Structured figure records:

:::

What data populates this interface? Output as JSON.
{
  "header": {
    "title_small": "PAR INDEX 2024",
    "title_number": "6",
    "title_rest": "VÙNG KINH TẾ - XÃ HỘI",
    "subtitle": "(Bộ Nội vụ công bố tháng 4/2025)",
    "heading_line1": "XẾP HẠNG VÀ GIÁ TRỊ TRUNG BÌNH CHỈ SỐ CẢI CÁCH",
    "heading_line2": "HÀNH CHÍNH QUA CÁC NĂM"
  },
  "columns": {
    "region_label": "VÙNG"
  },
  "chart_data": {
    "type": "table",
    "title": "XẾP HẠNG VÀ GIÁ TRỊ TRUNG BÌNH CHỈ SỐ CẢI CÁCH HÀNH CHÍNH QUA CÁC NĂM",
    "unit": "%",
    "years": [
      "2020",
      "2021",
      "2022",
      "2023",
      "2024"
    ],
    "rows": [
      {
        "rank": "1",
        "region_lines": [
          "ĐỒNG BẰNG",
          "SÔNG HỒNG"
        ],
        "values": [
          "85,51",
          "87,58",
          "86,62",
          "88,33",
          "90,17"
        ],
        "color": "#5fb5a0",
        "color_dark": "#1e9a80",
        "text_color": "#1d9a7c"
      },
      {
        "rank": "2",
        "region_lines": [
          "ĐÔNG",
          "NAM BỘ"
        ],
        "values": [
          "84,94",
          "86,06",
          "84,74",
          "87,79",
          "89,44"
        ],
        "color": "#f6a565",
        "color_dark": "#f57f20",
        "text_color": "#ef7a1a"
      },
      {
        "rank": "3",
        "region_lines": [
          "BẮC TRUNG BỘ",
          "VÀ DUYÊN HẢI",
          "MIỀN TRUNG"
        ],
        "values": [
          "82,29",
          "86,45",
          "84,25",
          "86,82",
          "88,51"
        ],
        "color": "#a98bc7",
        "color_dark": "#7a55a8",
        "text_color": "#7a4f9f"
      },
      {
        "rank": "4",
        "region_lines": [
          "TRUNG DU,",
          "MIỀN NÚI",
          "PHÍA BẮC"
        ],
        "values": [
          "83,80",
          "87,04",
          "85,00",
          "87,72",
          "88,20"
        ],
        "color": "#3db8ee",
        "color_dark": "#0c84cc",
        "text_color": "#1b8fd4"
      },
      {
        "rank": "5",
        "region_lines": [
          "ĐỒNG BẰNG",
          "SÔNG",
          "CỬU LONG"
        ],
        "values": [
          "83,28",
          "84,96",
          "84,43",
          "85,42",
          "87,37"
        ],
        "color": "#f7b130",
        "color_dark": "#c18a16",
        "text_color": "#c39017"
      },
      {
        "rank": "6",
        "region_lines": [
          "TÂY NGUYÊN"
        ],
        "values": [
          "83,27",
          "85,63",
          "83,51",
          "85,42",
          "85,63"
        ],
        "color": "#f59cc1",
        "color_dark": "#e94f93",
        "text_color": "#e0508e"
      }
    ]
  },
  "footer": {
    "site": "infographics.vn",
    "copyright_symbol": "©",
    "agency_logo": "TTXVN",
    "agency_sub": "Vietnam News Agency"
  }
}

:::

THE REQUEST: Extract the complete data, matching each line exactly.

RIGHT ANSWER:
What data populates this interface? Output as JSON.
{
  "header": {
    "title_small": "PAR INDEX 2024",
    "title_number": "6",
    "title_rest": "VÙNG KINH TẾ - XÃ HỘI",
    "subtitle": "(Bộ Nội vụ công bố tháng 4/2025)",
    "heading_line1": "XẾP HẠNG VÀ GIÁ TRỊ TRUNG BÌNH CHỈ SỐ CẢI CÁCH",
    "heading_line2": "HÀNH CHÍNH QUA CÁC NĂM"
  },
  "columns": {
    "region_label": "VÙNG"
  },
  "chart_data": {
    "type": "table",
    "title": "XẾP HẠNG VÀ GIÁ TRỊ TRUNG BÌNH CHỈ SỐ CẢI CÁCH HÀNH CHÍNH QUA CÁC NĂM",
    "unit": "%",
    "years": [
      "2020",
      "2021",
      "2022",
      "2023",
      "2024"
    ],
    "rows": [
      {
        "rank": "1",
        "region_lines": [
          "ĐỒNG BẰNG",
          "SÔNG HỒNG"
        ],
        "values": [
          "85,51",
          "87,58",
          "86,62",
          "88,33",
          "90,17"
        ],
        "color": "#5fb5a0",
        "color_dark": "#1e9a80",
        "text_color": "#1d9a7c"
      },
      {
        "rank": "2",
        "region_lines": [
          "ĐÔNG",
          "NAM BỘ"
        ],
        "values": [
          "84,94",
          "86,06",
          "84,74",
          "87,79",
          "89,44"
        ],
        "color": "#f6a565",
        "color_dark": "#f57f20",
        "text_color": "#ef7a1a"
      },
      {
        "rank": "3",
        "region_lines": [
          "BẮC TRUNG BỘ",
          "VÀ DUYÊN HẢI",
          "MIỀN TRUNG"
        ],
        "values": [
          "82,29",
          "86,45",
          "84,25",
          "86,82",
          "88,51"
        ],
        "color": "#a98bc7",
        "color_dark": "#7a55a8",
        "text_color": "#7a4f9f"
      },
      {
        "rank": "4",
        "region_lines": [
          "TRUNG DU,",
          "MIỀN NÚI",
          "PHÍA BẮC"
        ],
        "values": [
          "83,80",
          "87,04",
          "85,00",
          "87,72",
          "88,20"
        ],
        "color": "#3db8ee",
        "color_dark": "#0c84cc",
        "text_color": "#1b8fd4"
      },
      {
        "rank": "5",
        "region_lines": [
          "ĐỒNG BẰNG",
          "SÔNG",
          "CỬU LONG"
        ],
        "values": [
          "83,28",
          "84,96",
          "84,43",
          "85,42",
          "87,37"
        ],
        "color": "#f7b130",
        "color_dark": "#c18a16",
        "text_color": "#c39017"
      },
      {
        "rank": "6",
        "region_lines": [
          "TÂY NGUYÊN"
        ],
        "values": [
          "83,27",
          "85,63",
          "83,51",
          "85,42",
          "85,63"
        ],
        "color": "#f59cc1",
        "color_dark": "#e94f93",
        "text_color": "#e0508e"
      }
    ]
  },
  "footer": {
    "site": "infographics.vn",
    "copyright_symbol": "©",
    "agency_logo": "TTXVN",
    "agency_sub": "Vietnam News Agency"
  }
}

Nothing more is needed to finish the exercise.